Spot each line that carries the word "JSON"; copy those lines.
[Start of Material]
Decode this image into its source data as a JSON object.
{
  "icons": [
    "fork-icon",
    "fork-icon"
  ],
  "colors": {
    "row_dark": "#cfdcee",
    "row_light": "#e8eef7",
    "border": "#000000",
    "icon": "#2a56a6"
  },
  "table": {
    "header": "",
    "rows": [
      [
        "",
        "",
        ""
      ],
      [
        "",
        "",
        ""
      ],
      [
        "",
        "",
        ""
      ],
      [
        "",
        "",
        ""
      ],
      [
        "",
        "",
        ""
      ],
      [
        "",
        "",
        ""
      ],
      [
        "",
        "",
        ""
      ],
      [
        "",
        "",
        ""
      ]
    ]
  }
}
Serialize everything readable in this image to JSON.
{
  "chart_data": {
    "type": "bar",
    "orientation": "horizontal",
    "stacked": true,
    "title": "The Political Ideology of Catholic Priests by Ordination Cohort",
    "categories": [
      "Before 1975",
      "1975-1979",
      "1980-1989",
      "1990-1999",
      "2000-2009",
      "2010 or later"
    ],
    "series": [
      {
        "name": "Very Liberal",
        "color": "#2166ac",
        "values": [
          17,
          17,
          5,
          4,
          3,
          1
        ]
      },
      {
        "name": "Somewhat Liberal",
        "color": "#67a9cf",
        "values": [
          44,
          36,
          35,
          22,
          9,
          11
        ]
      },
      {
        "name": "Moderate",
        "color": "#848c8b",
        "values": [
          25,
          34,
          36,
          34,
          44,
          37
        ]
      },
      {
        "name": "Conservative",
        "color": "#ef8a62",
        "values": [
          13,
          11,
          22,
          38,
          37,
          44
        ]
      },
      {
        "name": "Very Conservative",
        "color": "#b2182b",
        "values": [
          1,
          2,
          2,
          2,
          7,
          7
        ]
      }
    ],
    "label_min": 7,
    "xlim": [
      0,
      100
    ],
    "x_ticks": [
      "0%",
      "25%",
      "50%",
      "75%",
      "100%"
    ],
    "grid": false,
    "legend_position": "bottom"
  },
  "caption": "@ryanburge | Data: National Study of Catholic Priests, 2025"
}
[End of Material]
**Complete output**:
Decode this image into its source data as a JSON object.
Serialize everything readable in this image to JSON.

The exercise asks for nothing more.